Please repeat all of the listing exactly.

● **Material for this exercise**
****
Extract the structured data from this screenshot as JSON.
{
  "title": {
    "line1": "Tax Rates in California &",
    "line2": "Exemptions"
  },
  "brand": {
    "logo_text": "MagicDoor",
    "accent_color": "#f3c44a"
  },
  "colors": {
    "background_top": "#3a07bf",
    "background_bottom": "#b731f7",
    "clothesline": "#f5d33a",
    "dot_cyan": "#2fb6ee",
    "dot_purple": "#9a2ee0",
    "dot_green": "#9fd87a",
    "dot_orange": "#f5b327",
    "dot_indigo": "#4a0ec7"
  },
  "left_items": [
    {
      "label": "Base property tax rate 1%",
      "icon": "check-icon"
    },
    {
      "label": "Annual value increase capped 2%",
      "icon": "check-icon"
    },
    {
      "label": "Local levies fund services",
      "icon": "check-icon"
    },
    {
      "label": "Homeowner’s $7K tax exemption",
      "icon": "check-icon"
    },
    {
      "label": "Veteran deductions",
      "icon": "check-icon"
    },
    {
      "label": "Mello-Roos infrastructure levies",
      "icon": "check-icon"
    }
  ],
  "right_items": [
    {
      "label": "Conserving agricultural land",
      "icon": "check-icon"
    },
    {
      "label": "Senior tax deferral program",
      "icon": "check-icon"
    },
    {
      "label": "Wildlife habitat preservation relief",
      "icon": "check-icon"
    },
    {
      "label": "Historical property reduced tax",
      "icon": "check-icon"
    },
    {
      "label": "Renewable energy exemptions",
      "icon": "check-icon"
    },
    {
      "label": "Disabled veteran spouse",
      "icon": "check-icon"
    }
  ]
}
****
● **Task solution**
Extract the structured data from this screenshot as JSON.
{
  "title": {
    "line1": "Tax Rates in California &",
    "line2": "Exemptions"
  },
  "brand": {
    "logo_text": "MagicDoor",
    "accent_color": "#f3c44a"
  },
  "colors": {
    "background_top": "#3a07bf",
    "background_bottom": "#b731f7",
    "clothesline": "#f5d33a",
    "dot_cyan": "#2fb6ee",
    "dot_purple": "#9a2ee0",
    "dot_green": "#9fd87a",
    "dot_orange": "#f5b327",
    "dot_indigo": "#4a0ec7"
  },
  "left_items": [
    {
      "label": "Base property tax rate 1%",
      "icon": "check-icon"
    },
    {
      "label": "Annual value increase capped 2%",
      "icon": "check-icon"
    },
    {
      "label": "Local levies fund services",
      "icon": "check-icon"
    },
    {
      "label": "Homeowner’s $7K tax exemption",
      "icon": "check-icon"
    },
    {
      "label": "Veteran deductions",
      "icon": "check-icon"
    },
    {
      "label": "Mello-Roos infrastructure levies",
      "icon": "check-icon"
    }
  ],
  "right_items": [
    {
      "label": "Conserving agricultural land",
      "icon": "check-icon"
    },
    {
      "label": "Senior tax deferral program",
      "icon": "check-icon"
    },
    {
      "label": "Wildlife habitat preservation relief",
      "icon": "check-icon"
    },
    {
      "label": "Historical property reduced tax",
      "icon": "check-icon"
    },
    {
      "label": "Renewable energy exemptions",
      "icon": "check-icon"
    },
    {
      "label": "Disabled veteran spouse",
      "icon": "check-icon"
    }
  ]
}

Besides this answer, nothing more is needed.